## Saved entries

★ ★ ★

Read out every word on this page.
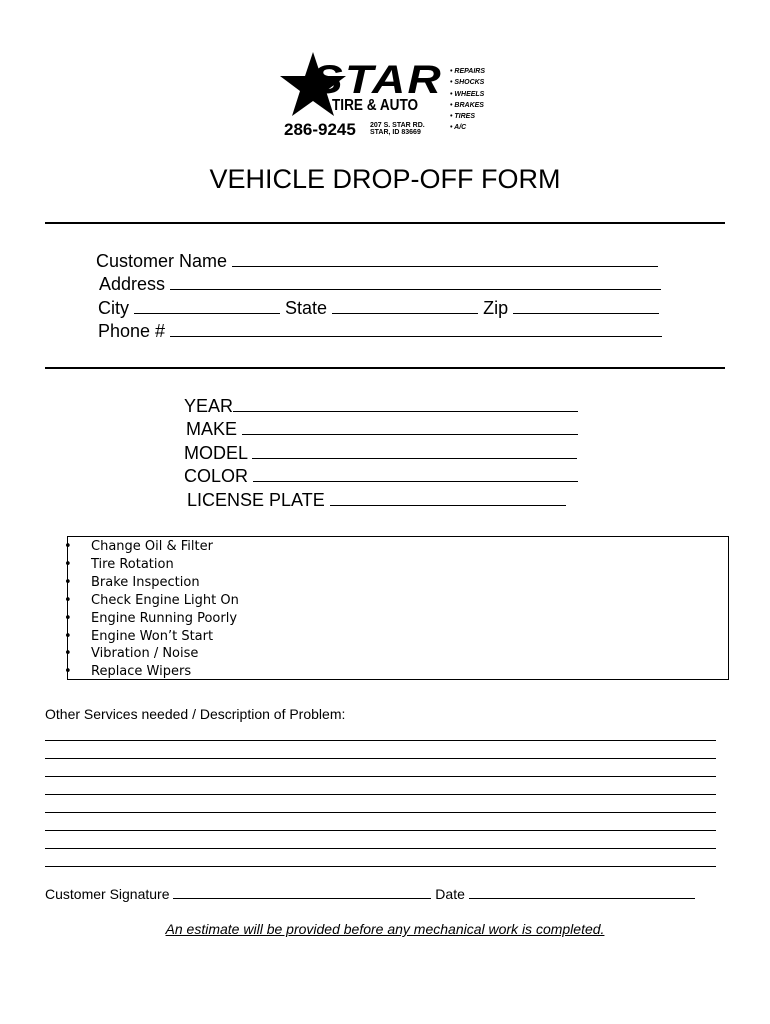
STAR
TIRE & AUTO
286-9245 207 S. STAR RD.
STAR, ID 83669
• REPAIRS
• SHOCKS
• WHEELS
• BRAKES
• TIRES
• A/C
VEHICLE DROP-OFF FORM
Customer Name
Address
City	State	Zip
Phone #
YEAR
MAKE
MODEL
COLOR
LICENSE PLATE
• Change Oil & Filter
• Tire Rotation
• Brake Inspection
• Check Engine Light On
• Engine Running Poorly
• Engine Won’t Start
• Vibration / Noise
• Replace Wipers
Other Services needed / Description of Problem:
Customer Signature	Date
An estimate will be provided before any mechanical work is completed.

★ ★ ★

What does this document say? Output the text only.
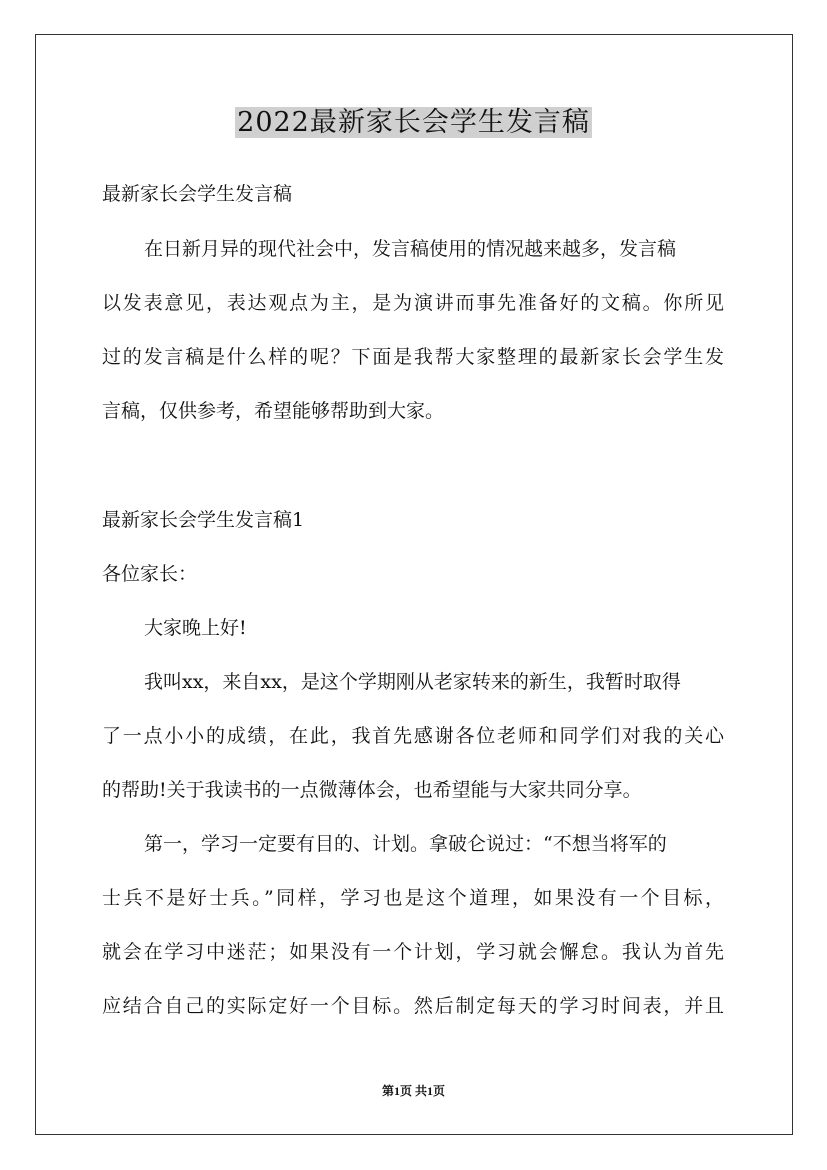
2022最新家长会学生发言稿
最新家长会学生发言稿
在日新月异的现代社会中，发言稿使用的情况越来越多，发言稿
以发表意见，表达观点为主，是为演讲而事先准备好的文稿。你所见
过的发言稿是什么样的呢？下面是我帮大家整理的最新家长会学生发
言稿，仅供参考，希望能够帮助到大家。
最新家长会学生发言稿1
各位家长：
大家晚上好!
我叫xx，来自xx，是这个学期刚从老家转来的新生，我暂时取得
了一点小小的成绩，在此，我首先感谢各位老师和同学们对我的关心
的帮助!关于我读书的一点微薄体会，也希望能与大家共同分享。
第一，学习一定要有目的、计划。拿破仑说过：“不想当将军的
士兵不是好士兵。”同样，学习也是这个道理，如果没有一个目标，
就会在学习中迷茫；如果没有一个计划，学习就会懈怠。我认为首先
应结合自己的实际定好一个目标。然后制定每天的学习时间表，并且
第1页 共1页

★ ★ ★

Only a number is wanted here: how many lines in the data above include the string "Customer"?

## In response
2